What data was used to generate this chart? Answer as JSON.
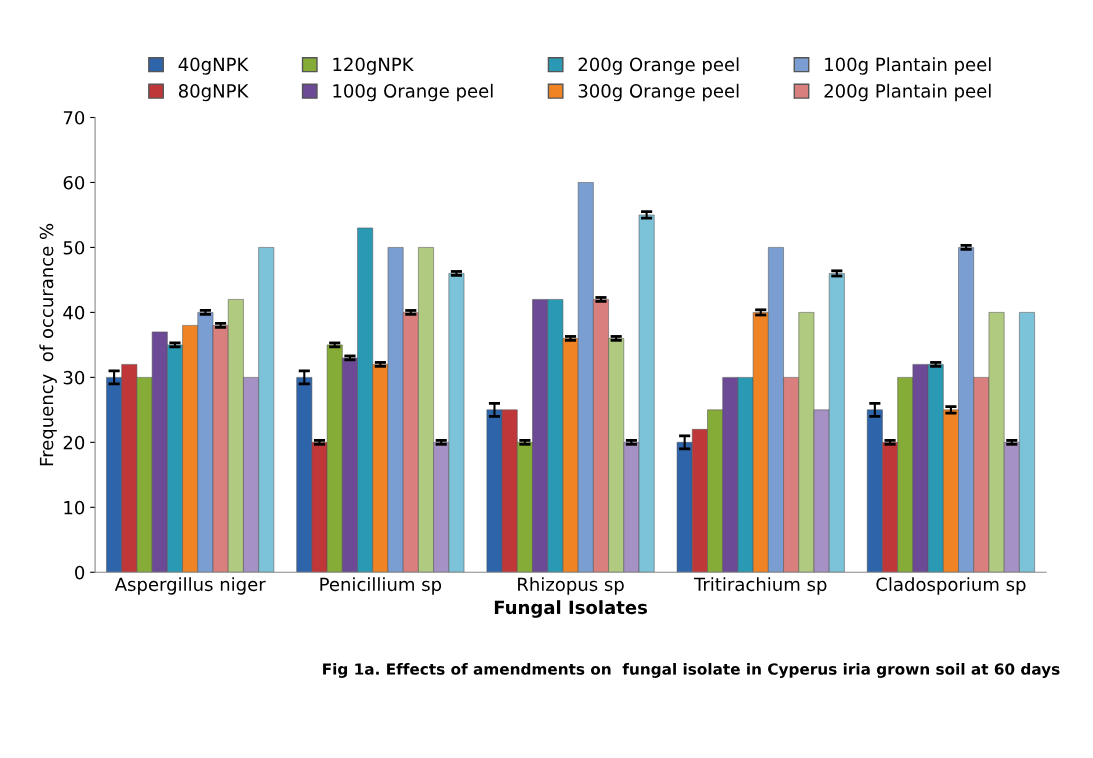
{
  "chart_data": {
    "type": "bar",
    "xlabel": "Fungal Isolates",
    "ylabel": "Frequency  of occurance %",
    "categories": [
      "Aspergillus niger",
      "Penicillium sp",
      "Rhizopus sp",
      "Tritirachium sp",
      "Cladosporium sp"
    ],
    "series": [
      {
        "name": "40gNPK",
        "color": "#2e64aa",
        "values": [
          30,
          30,
          25,
          20,
          25
        ],
        "errors": [
          1,
          1,
          1,
          1,
          1
        ]
      },
      {
        "name": "80gNPK",
        "color": "#c0373a",
        "values": [
          32,
          20,
          25,
          22,
          20
        ],
        "errors": [
          null,
          0.3,
          null,
          null,
          0.3
        ]
      },
      {
        "name": "120gNPK",
        "color": "#86ac38",
        "values": [
          30,
          35,
          20,
          25,
          30
        ],
        "errors": [
          null,
          0.3,
          0.3,
          null,
          null
        ]
      },
      {
        "name": "100g Orange peel",
        "color": "#6c4a96",
        "values": [
          37,
          33,
          42,
          30,
          32
        ],
        "errors": [
          null,
          0.3,
          null,
          null,
          null
        ]
      },
      {
        "name": "200g Orange peel",
        "color": "#2a9ab4",
        "values": [
          35,
          53,
          42,
          30,
          32
        ],
        "errors": [
          0.3,
          null,
          null,
          null,
          0.3
        ]
      },
      {
        "name": "300g Orange peel",
        "color": "#f08424",
        "values": [
          38,
          32,
          36,
          40,
          25
        ],
        "errors": [
          null,
          0.3,
          0.3,
          0.4,
          0.5
        ]
      },
      {
        "name": "100g Plantain peel",
        "color": "#7b9ed2",
        "values": [
          40,
          50,
          60,
          50,
          50
        ],
        "errors": [
          0.3,
          null,
          null,
          null,
          0.3
        ]
      },
      {
        "name": "200g Plantain peel",
        "color": "#d9807e",
        "values": [
          38,
          40,
          42,
          30,
          30
        ],
        "errors": [
          0.3,
          0.3,
          0.3,
          null,
          null
        ]
      },
      {
        "color": "#b0cb80",
        "values": [
          42,
          50,
          36,
          40,
          40
        ],
        "errors": [
          null,
          null,
          0.3,
          null,
          null
        ]
      },
      {
        "color": "#a591c4",
        "values": [
          30,
          20,
          20,
          25,
          20
        ],
        "errors": [
          null,
          0.3,
          0.3,
          null,
          0.3
        ]
      },
      {
        "color": "#7cc3da",
        "values": [
          50,
          46,
          55,
          46,
          40
        ],
        "errors": [
          null,
          0.3,
          0.5,
          0.4,
          null
        ]
      }
    ],
    "ylim": [
      0,
      70
    ],
    "yticks": [
      0,
      10,
      20,
      30,
      40,
      50,
      60,
      70
    ],
    "grid": false,
    "legend": "top",
    "annotations": [
      "Fig 1a. Effects of amendments on  fungal isolate in Cyperus iria grown soil at 60 days"
    ]
  }
}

○ ○ ○ ○ ○

◆ YOUR TASK ◆
Repeat the material above verbatim, with no pictures in the output.

◆ TASK RESULT ◆
What data was used to generate this chart? Answer as JSON.
{
  "chart_data": {
    "type": "bar",
    "xlabel": "Fungal Isolates",
    "ylabel": "Frequency  of occurance %",
    "categories": [
      "Aspergillus niger",
      "Penicillium sp",
      "Rhizopus sp",
      "Tritirachium sp",
      "Cladosporium sp"
    ],
    "series": [
      {
        "name": "40gNPK",
        "color": "#2e64aa",
        "values": [
          30,
          30,
          25,
          20,
          25
        ],
        "errors": [
          1,
          1,
          1,
          1,
          1
        ]
      },
      {
        "name": "80gNPK",
        "color": "#c0373a",
        "values": [
          32,
          20,
          25,
          22,
          20
        ],
        "errors": [
          null,
          0.3,
          null,
          null,
          0.3
        ]
      },
      {
        "name": "120gNPK",
        "color": "#86ac38",
        "values": [
          30,
          35,
          20,
          25,
          30
        ],
        "errors": [
          null,
          0.3,
          0.3,
          null,
          null
        ]
      },
      {
        "name": "100g Orange peel",
        "color": "#6c4a96",
        "values": [
          37,
          33,
          42,
          30,
          32
        ],
        "errors": [
          null,
          0.3,
          null,
          null,
          null
        ]
      },
      {
        "name": "200g Orange peel",
        "color": "#2a9ab4",
        "values": [
          35,
          53,
          42,
          30,
          32
        ],
        "errors": [
          0.3,
          null,
          null,
          null,
          0.3
        ]
      },
      {
        "name": "300g Orange peel",
        "color": "#f08424",
        "values": [
          38,
          32,
          36,
          40,
          25
        ],
        "errors": [
          null,
          0.3,
          0.3,
          0.4,
          0.5
        ]
      },
      {
        "name": "100g Plantain peel",
        "color": "#7b9ed2",
        "values": [
          40,
          50,
          60,
          50,
          50
        ],
        "errors": [
          0.3,
          null,
          null,
          null,
          0.3
        ]
      },
      {
        "name": "200g Plantain peel",
        "color": "#d9807e",
        "values": [
          38,
          40,
          42,
          30,
          30
        ],
        "errors": [
          0.3,
          0.3,
          0.3,
          null,
          null
        ]
      },
      {
        "color": "#b0cb80",
        "values": [
          42,
          50,
          36,
          40,
          40
        ],
        "errors": [
          null,
          null,
          0.3,
          null,
          null
        ]
      },
      {
        "color": "#a591c4",
        "values": [
          30,
          20,
          20,
          25,
          20
        ],
        "errors": [
          null,
          0.3,
          0.3,
          null,
          0.3
        ]
      },
      {
        "color": "#7cc3da",
        "values": [
          50,
          46,
          55,
          46,
          40
        ],
        "errors": [
          null,
          0.3,
          0.5,
          0.4,
          null
        ]
      }
    ],
    "ylim": [
      0,
      70
    ],
    "yticks": [
      0,
      10,
      20,
      30,
      40,
      50,
      60,
      70
    ],
    "grid": false,
    "legend": "top",
    "annotations": [
      "Fig 1a. Effects of amendments on  fungal isolate in Cyperus iria grown soil at 60 days"
    ]
  }
}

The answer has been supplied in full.